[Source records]
##############################
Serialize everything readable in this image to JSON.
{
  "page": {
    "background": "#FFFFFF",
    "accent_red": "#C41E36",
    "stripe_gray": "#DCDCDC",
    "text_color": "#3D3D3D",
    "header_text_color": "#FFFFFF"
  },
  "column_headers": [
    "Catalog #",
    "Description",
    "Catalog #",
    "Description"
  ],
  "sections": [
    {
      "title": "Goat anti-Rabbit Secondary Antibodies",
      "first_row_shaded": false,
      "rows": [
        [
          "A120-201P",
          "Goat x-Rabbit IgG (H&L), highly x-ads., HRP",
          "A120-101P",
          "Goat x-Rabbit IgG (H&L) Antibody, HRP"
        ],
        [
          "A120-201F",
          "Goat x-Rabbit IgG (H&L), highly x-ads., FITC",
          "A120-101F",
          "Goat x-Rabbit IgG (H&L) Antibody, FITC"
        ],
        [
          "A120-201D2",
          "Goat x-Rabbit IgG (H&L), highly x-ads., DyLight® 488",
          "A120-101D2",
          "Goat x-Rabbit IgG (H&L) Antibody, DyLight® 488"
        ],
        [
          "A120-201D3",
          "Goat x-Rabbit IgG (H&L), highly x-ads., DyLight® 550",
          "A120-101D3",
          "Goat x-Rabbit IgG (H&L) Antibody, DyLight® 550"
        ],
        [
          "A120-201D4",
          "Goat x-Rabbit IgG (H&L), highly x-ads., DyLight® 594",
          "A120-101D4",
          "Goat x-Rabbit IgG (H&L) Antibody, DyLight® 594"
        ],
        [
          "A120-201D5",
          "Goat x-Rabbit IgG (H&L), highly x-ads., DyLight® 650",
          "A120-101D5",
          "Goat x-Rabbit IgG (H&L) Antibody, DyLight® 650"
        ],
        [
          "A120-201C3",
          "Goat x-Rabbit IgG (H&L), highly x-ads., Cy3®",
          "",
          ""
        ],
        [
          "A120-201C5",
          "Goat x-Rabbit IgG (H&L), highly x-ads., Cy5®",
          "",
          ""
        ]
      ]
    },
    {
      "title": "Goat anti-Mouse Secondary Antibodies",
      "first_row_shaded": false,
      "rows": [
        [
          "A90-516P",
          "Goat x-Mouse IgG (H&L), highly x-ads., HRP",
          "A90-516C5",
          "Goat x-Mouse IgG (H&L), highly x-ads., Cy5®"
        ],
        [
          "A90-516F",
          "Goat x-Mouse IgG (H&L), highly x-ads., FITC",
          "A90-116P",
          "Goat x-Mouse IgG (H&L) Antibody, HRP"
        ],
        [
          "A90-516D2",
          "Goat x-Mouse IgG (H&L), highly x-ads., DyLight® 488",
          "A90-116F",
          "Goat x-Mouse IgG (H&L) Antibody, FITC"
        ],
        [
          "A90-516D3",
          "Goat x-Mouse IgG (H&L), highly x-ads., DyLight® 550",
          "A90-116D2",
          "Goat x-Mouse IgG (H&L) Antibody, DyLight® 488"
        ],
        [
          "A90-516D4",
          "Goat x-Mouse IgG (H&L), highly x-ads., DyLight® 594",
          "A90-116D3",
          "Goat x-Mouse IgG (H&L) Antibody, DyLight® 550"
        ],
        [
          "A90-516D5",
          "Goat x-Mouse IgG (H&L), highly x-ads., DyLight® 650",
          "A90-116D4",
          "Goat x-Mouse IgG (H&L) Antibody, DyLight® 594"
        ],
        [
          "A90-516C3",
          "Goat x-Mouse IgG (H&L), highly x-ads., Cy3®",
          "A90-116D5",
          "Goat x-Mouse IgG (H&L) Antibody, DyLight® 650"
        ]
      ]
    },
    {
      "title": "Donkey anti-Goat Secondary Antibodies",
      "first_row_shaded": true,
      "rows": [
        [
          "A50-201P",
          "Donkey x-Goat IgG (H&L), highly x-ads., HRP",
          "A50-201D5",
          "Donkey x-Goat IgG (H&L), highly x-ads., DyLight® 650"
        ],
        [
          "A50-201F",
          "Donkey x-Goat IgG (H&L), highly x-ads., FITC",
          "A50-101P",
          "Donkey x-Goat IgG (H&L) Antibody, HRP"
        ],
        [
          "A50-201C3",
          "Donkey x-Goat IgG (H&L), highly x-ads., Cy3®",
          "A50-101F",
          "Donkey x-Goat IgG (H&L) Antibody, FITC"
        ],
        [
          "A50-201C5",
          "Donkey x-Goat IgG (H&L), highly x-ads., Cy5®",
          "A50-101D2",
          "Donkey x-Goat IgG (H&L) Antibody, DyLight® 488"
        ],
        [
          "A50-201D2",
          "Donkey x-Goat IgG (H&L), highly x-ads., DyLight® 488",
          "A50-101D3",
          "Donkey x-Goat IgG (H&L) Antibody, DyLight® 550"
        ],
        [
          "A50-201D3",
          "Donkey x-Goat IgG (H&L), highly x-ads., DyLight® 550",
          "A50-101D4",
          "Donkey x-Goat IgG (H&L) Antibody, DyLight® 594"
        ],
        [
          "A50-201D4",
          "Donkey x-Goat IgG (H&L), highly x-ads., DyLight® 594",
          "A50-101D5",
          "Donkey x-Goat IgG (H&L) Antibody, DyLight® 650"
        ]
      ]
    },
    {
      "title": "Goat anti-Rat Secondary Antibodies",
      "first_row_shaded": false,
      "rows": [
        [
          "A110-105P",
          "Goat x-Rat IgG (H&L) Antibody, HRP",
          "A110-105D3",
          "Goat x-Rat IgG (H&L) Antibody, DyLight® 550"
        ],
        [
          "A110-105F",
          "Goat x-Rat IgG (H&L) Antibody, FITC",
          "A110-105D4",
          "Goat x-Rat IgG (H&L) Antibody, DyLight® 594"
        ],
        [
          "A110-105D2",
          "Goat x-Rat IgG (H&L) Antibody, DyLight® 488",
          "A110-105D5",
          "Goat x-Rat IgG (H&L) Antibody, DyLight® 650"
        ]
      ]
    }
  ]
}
##############################
**PROBLEM DESCRIPTION**
Produce a verbatim transcription of the entries above.

**REPLY TO THE EXERCISE**
Serialize everything readable in this image to JSON.
{
  "page": {
    "background": "#FFFFFF",
    "accent_red": "#C41E36",
    "stripe_gray": "#DCDCDC",
    "text_color": "#3D3D3D",
    "header_text_color": "#FFFFFF"
  },
  "column_headers": [
    "Catalog #",
    "Description",
    "Catalog #",
    "Description"
  ],
  "sections": [
    {
      "title": "Goat anti-Rabbit Secondary Antibodies",
      "first_row_shaded": false,
      "rows": [
        [
          "A120-201P",
          "Goat x-Rabbit IgG (H&L), highly x-ads., HRP",
          "A120-101P",
          "Goat x-Rabbit IgG (H&L) Antibody, HRP"
        ],
        [
          "A120-201F",
          "Goat x-Rabbit IgG (H&L), highly x-ads., FITC",
          "A120-101F",
          "Goat x-Rabbit IgG (H&L) Antibody, FITC"
        ],
        [
          "A120-201D2",
          "Goat x-Rabbit IgG (H&L), highly x-ads., DyLight® 488",
          "A120-101D2",
          "Goat x-Rabbit IgG (H&L) Antibody, DyLight® 488"
        ],
        [
          "A120-201D3",
          "Goat x-Rabbit IgG (H&L), highly x-ads., DyLight® 550",
          "A120-101D3",
          "Goat x-Rabbit IgG (H&L) Antibody, DyLight® 550"
        ],
        [
          "A120-201D4",
          "Goat x-Rabbit IgG (H&L), highly x-ads., DyLight® 594",
          "A120-101D4",
          "Goat x-Rabbit IgG (H&L) Antibody, DyLight® 594"
        ],
        [
          "A120-201D5",
          "Goat x-Rabbit IgG (H&L), highly x-ads., DyLight® 650",
          "A120-101D5",
          "Goat x-Rabbit IgG (H&L) Antibody, DyLight® 650"
        ],
        [
          "A120-201C3",
          "Goat x-Rabbit IgG (H&L), highly x-ads., Cy3®",
          "",
          ""
        ],
        [
          "A120-201C5",
          "Goat x-Rabbit IgG (H&L), highly x-ads., Cy5®",
          "",
          ""
        ]
      ]
    },
    {
      "title": "Goat anti-Mouse Secondary Antibodies",
      "first_row_shaded": false,
      "rows": [
        [
          "A90-516P",
          "Goat x-Mouse IgG (H&L), highly x-ads., HRP",
          "A90-516C5",
          "Goat x-Mouse IgG (H&L), highly x-ads., Cy5®"
        ],
        [
          "A90-516F",
          "Goat x-Mouse IgG (H&L), highly x-ads., FITC",
          "A90-116P",
          "Goat x-Mouse IgG (H&L) Antibody, HRP"
        ],
        [
          "A90-516D2",
          "Goat x-Mouse IgG (H&L), highly x-ads., DyLight® 488",
          "A90-116F",
          "Goat x-Mouse IgG (H&L) Antibody, FITC"
        ],
        [
          "A90-516D3",
          "Goat x-Mouse IgG (H&L), highly x-ads., DyLight® 550",
          "A90-116D2",
          "Goat x-Mouse IgG (H&L) Antibody, DyLight® 488"
        ],
        [
          "A90-516D4",
          "Goat x-Mouse IgG (H&L), highly x-ads., DyLight® 594",
          "A90-116D3",
          "Goat x-Mouse IgG (H&L) Antibody, DyLight® 550"
        ],
        [
          "A90-516D5",
          "Goat x-Mouse IgG (H&L), highly x-ads., DyLight® 650",
          "A90-116D4",
          "Goat x-Mouse IgG (H&L) Antibody, DyLight® 594"
        ],
        [
          "A90-516C3",
          "Goat x-Mouse IgG (H&L), highly x-ads., Cy3®",
          "A90-116D5",
          "Goat x-Mouse IgG (H&L) Antibody, DyLight® 650"
        ]
      ]
    },
    {
      "title": "Donkey anti-Goat Secondary Antibodies",
      "first_row_shaded": true,
      "rows": [
        [
          "A50-201P",
          "Donkey x-Goat IgG (H&L), highly x-ads., HRP",
          "A50-201D5",
          "Donkey x-Goat IgG (H&L), highly x-ads., DyLight® 650"
        ],
        [
          "A50-201F",
          "Donkey x-Goat IgG (H&L), highly x-ads., FITC",
          "A50-101P",
          "Donkey x-Goat IgG (H&L) Antibody, HRP"
        ],
        [
          "A50-201C3",
          "Donkey x-Goat IgG (H&L), highly x-ads., Cy3®",
          "A50-101F",
          "Donkey x-Goat IgG (H&L) Antibody, FITC"
        ],
        [
          "A50-201C5",
          "Donkey x-Goat IgG (H&L), highly x-ads., Cy5®",
          "A50-101D2",
          "Donkey x-Goat IgG (H&L) Antibody, DyLight® 488"
        ],
        [
          "A50-201D2",
          "Donkey x-Goat IgG (H&L), highly x-ads., DyLight® 488",
          "A50-101D3",
          "Donkey x-Goat IgG (H&L) Antibody, DyLight® 550"
        ],
        [
          "A50-201D3",
          "Donkey x-Goat IgG (H&L), highly x-ads., DyLight® 550",
          "A50-101D4",
          "Donkey x-Goat IgG (H&L) Antibody, DyLight® 594"
        ],
        [
          "A50-201D4",
          "Donkey x-Goat IgG (H&L), highly x-ads., DyLight® 594",
          "A50-101D5",
          "Donkey x-Goat IgG (H&L) Antibody, DyLight® 650"
        ]
      ]
    },
    {
      "title": "Goat anti-Rat Secondary Antibodies",
      "first_row_shaded": false,
      "rows": [
        [
          "A110-105P",
          "Goat x-Rat IgG (H&L) Antibody, HRP",
          "A110-105D3",
          "Goat x-Rat IgG (H&L) Antibody, DyLight® 550"
        ],
        [
          "A110-105F",
          "Goat x-Rat IgG (H&L) Antibody, FITC",
          "A110-105D4",
          "Goat x-Rat IgG (H&L) Antibody, DyLight® 594"
        ],
        [
          "A110-105D2",
          "Goat x-Rat IgG (H&L) Antibody, DyLight® 488",
          "A110-105D5",
          "Goat x-Rat IgG (H&L) Antibody, DyLight® 650"
        ]
      ]
    }
  ]
}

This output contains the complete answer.